[start MATERIAL SHOWN]

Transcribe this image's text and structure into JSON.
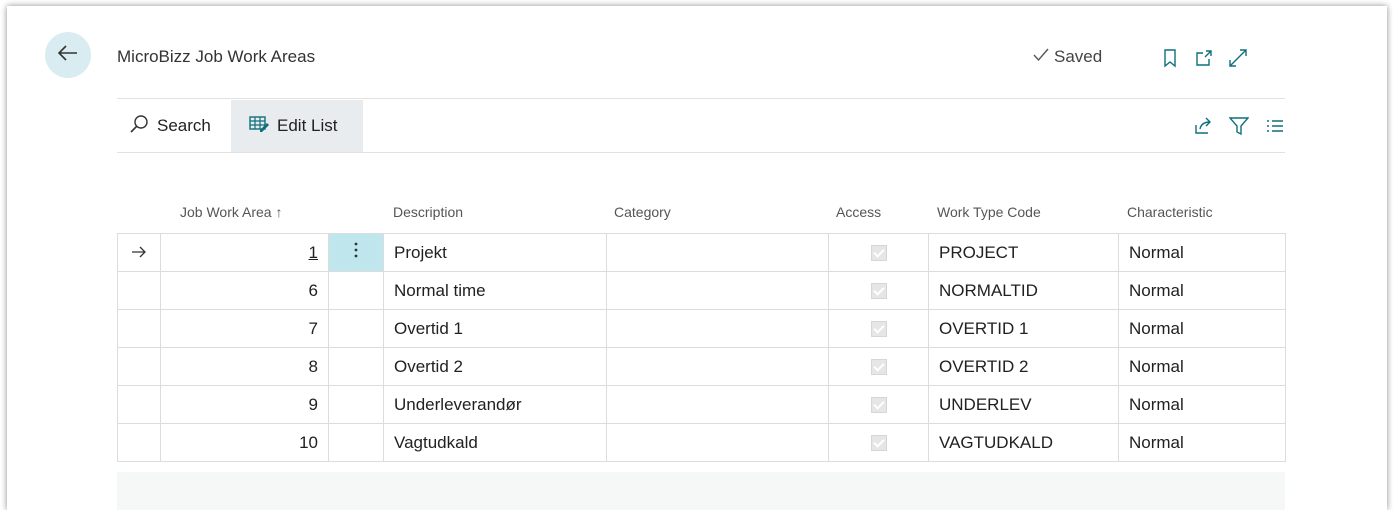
{
  "page": {
    "title": "MicroBizz Job Work Areas",
    "status": "Saved"
  },
  "actions": {
    "search_label": "Search",
    "edit_list_label": "Edit List"
  },
  "columns": {
    "job_work_area": "Job Work Area",
    "sort_indicator": "↑",
    "description": "Description",
    "category": "Category",
    "access": "Access",
    "work_type_code": "Work Type Code",
    "characteristic": "Characteristic"
  },
  "rows": [
    {
      "job_work_area": "1",
      "description": "Projekt",
      "category": "",
      "access": true,
      "work_type_code": "PROJECT",
      "characteristic": "Normal"
    },
    {
      "job_work_area": "6",
      "description": "Normal time",
      "category": "",
      "access": true,
      "work_type_code": "NORMALTID",
      "characteristic": "Normal"
    },
    {
      "job_work_area": "7",
      "description": "Overtid 1",
      "category": "",
      "access": true,
      "work_type_code": "OVERTID 1",
      "characteristic": "Normal"
    },
    {
      "job_work_area": "8",
      "description": "Overtid 2",
      "category": "",
      "access": true,
      "work_type_code": "OVERTID 2",
      "characteristic": "Normal"
    },
    {
      "job_work_area": "9",
      "description": "Underleverandør",
      "category": "",
      "access": true,
      "work_type_code": "UNDERLEV",
      "characteristic": "Normal"
    },
    {
      "job_work_area": "10",
      "description": "Vagtudkald",
      "category": "",
      "access": true,
      "work_type_code": "VAGTUDKALD",
      "characteristic": "Normal"
    }
  ],
  "icons": {
    "back": "arrow-left-icon",
    "saved": "check-icon",
    "bookmark": "bookmark-icon",
    "open_new": "open-in-new-window-icon",
    "expand": "expand-icon",
    "search": "search-icon",
    "edit_list": "edit-list-icon",
    "share": "share-icon",
    "filter": "filter-icon",
    "list": "list-options-icon",
    "row_arrow": "current-row-arrow-icon",
    "row_menu": "more-vertical-icon"
  },
  "colors": {
    "accent": "#bfe6ec",
    "back_button_bg": "#d8ecf1",
    "icon_teal": "#0f6f7c"
  }
}
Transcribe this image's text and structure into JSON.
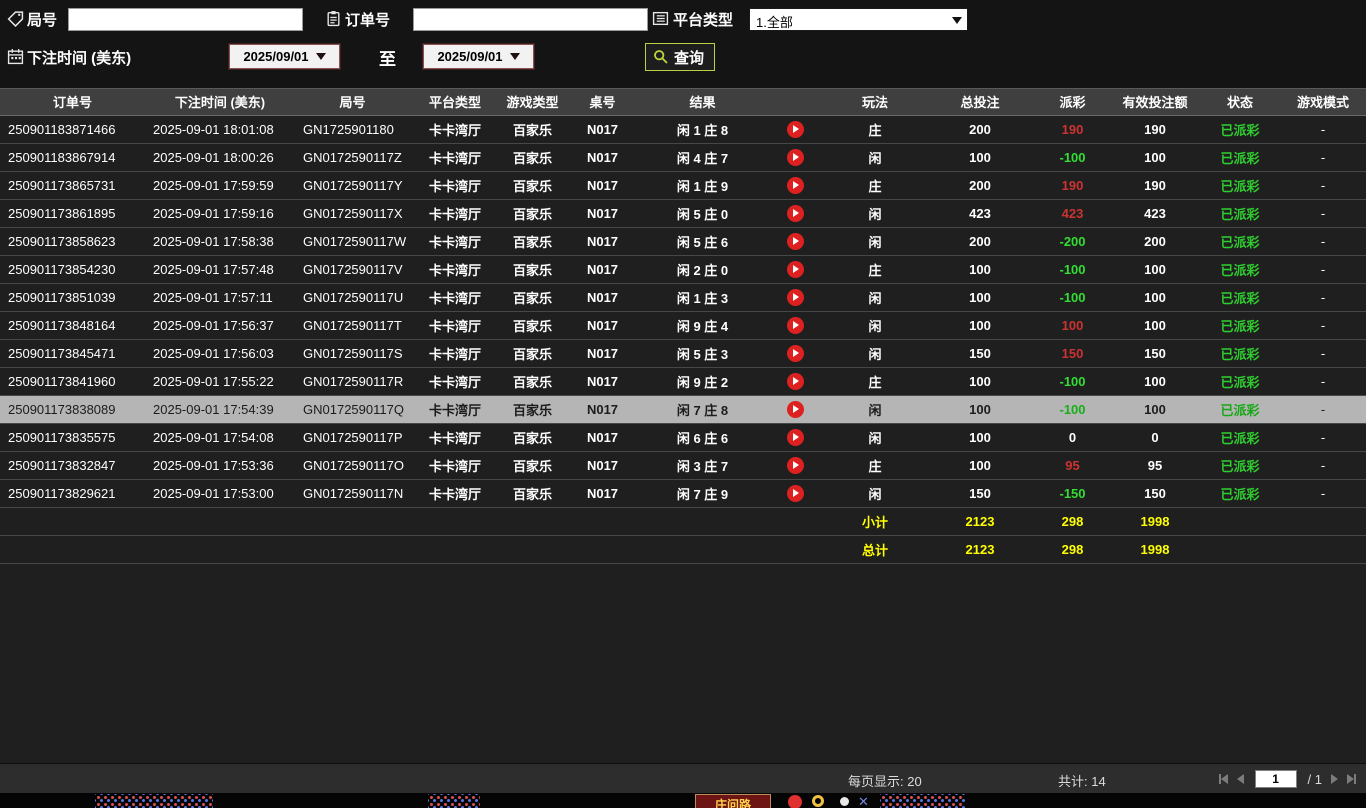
{
  "colors": {
    "positive_payout": "#cc3333",
    "negative_payout": "#33dd33",
    "status_paid": "#2fcc2f",
    "summary_text": "#ffff00",
    "query_border": "#b9d043",
    "selected_row_bg": "#b5b5b5"
  },
  "filters": {
    "round_label": "局号",
    "round_value": "",
    "order_label": "订单号",
    "order_value": "",
    "platform_label": "平台类型",
    "platform_value": "1.全部",
    "bet_time_label": "下注时间 (美东)",
    "date_from": "2025/09/01",
    "to_label": "至",
    "date_to": "2025/09/01",
    "query_label": "查询"
  },
  "table": {
    "columns": [
      "订单号",
      "下注时间 (美东)",
      "局号",
      "平台类型",
      "游戏类型",
      "桌号",
      "结果",
      "",
      "玩法",
      "总投注",
      "派彩",
      "有效投注额",
      "状态",
      "游戏模式"
    ],
    "selected_index": 10,
    "rows": [
      {
        "order_no": "250901183871466",
        "bet_time": "2025-09-01 18:01:08",
        "round_no": "GN1725901180",
        "platform": "卡卡湾厅",
        "game_type": "百家乐",
        "table_no": "N017",
        "result": "闲 1 庄 8",
        "play": "庄",
        "total_bet": "200",
        "payout": "190",
        "valid_bet": "190",
        "status": "已派彩",
        "mode": "-"
      },
      {
        "order_no": "250901183867914",
        "bet_time": "2025-09-01 18:00:26",
        "round_no": "GN0172590117Z",
        "platform": "卡卡湾厅",
        "game_type": "百家乐",
        "table_no": "N017",
        "result": "闲 4 庄 7",
        "play": "闲",
        "total_bet": "100",
        "payout": "-100",
        "valid_bet": "100",
        "status": "已派彩",
        "mode": "-"
      },
      {
        "order_no": "250901173865731",
        "bet_time": "2025-09-01 17:59:59",
        "round_no": "GN0172590117Y",
        "platform": "卡卡湾厅",
        "game_type": "百家乐",
        "table_no": "N017",
        "result": "闲 1 庄 9",
        "play": "庄",
        "total_bet": "200",
        "payout": "190",
        "valid_bet": "190",
        "status": "已派彩",
        "mode": "-"
      },
      {
        "order_no": "250901173861895",
        "bet_time": "2025-09-01 17:59:16",
        "round_no": "GN0172590117X",
        "platform": "卡卡湾厅",
        "game_type": "百家乐",
        "table_no": "N017",
        "result": "闲 5 庄 0",
        "play": "闲",
        "total_bet": "423",
        "payout": "423",
        "valid_bet": "423",
        "status": "已派彩",
        "mode": "-"
      },
      {
        "order_no": "250901173858623",
        "bet_time": "2025-09-01 17:58:38",
        "round_no": "GN0172590117W",
        "platform": "卡卡湾厅",
        "game_type": "百家乐",
        "table_no": "N017",
        "result": "闲 5 庄 6",
        "play": "闲",
        "total_bet": "200",
        "payout": "-200",
        "valid_bet": "200",
        "status": "已派彩",
        "mode": "-"
      },
      {
        "order_no": "250901173854230",
        "bet_time": "2025-09-01 17:57:48",
        "round_no": "GN0172590117V",
        "platform": "卡卡湾厅",
        "game_type": "百家乐",
        "table_no": "N017",
        "result": "闲 2 庄 0",
        "play": "庄",
        "total_bet": "100",
        "payout": "-100",
        "valid_bet": "100",
        "status": "已派彩",
        "mode": "-"
      },
      {
        "order_no": "250901173851039",
        "bet_time": "2025-09-01 17:57:11",
        "round_no": "GN0172590117U",
        "platform": "卡卡湾厅",
        "game_type": "百家乐",
        "table_no": "N017",
        "result": "闲 1 庄 3",
        "play": "闲",
        "total_bet": "100",
        "payout": "-100",
        "valid_bet": "100",
        "status": "已派彩",
        "mode": "-"
      },
      {
        "order_no": "250901173848164",
        "bet_time": "2025-09-01 17:56:37",
        "round_no": "GN0172590117T",
        "platform": "卡卡湾厅",
        "game_type": "百家乐",
        "table_no": "N017",
        "result": "闲 9 庄 4",
        "play": "闲",
        "total_bet": "100",
        "payout": "100",
        "valid_bet": "100",
        "status": "已派彩",
        "mode": "-"
      },
      {
        "order_no": "250901173845471",
        "bet_time": "2025-09-01 17:56:03",
        "round_no": "GN0172590117S",
        "platform": "卡卡湾厅",
        "game_type": "百家乐",
        "table_no": "N017",
        "result": "闲 5 庄 3",
        "play": "闲",
        "total_bet": "150",
        "payout": "150",
        "valid_bet": "150",
        "status": "已派彩",
        "mode": "-"
      },
      {
        "order_no": "250901173841960",
        "bet_time": "2025-09-01 17:55:22",
        "round_no": "GN0172590117R",
        "platform": "卡卡湾厅",
        "game_type": "百家乐",
        "table_no": "N017",
        "result": "闲 9 庄 2",
        "play": "庄",
        "total_bet": "100",
        "payout": "-100",
        "valid_bet": "100",
        "status": "已派彩",
        "mode": "-"
      },
      {
        "order_no": "250901173838089",
        "bet_time": "2025-09-01 17:54:39",
        "round_no": "GN0172590117Q",
        "platform": "卡卡湾厅",
        "game_type": "百家乐",
        "table_no": "N017",
        "result": "闲 7 庄 8",
        "play": "闲",
        "total_bet": "100",
        "payout": "-100",
        "valid_bet": "100",
        "status": "已派彩",
        "mode": "-"
      },
      {
        "order_no": "250901173835575",
        "bet_time": "2025-09-01 17:54:08",
        "round_no": "GN0172590117P",
        "platform": "卡卡湾厅",
        "game_type": "百家乐",
        "table_no": "N017",
        "result": "闲 6 庄 6",
        "play": "闲",
        "total_bet": "100",
        "payout": "0",
        "valid_bet": "0",
        "status": "已派彩",
        "mode": "-"
      },
      {
        "order_no": "250901173832847",
        "bet_time": "2025-09-01 17:53:36",
        "round_no": "GN0172590117O",
        "platform": "卡卡湾厅",
        "game_type": "百家乐",
        "table_no": "N017",
        "result": "闲 3 庄 7",
        "play": "庄",
        "total_bet": "100",
        "payout": "95",
        "valid_bet": "95",
        "status": "已派彩",
        "mode": "-"
      },
      {
        "order_no": "250901173829621",
        "bet_time": "2025-09-01 17:53:00",
        "round_no": "GN0172590117N",
        "platform": "卡卡湾厅",
        "game_type": "百家乐",
        "table_no": "N017",
        "result": "闲 7 庄 9",
        "play": "闲",
        "total_bet": "150",
        "payout": "-150",
        "valid_bet": "150",
        "status": "已派彩",
        "mode": "-"
      }
    ],
    "subtotal": {
      "label": "小计",
      "total_bet": "2123",
      "payout": "298",
      "valid_bet": "1998"
    },
    "total": {
      "label": "总计",
      "total_bet": "2123",
      "payout": "298",
      "valid_bet": "1998"
    }
  },
  "footer": {
    "page_size_label": "每页显示: 20",
    "total_count_label": "共计: 14",
    "page_value": "1",
    "page_total_label": "/  1"
  },
  "background_fragment": {
    "label": "庄问路"
  }
}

[end MATERIAL SHOWN]

> **TASK INSTRUCTIONS**: Go through the listing above and locate each line that holds the word "arrow". Copy those lines.

> **SOLUTION FOR THIS TASK**:
    "back": "arrow-left-icon",
    "row_arrow": "current-row-arrow-icon",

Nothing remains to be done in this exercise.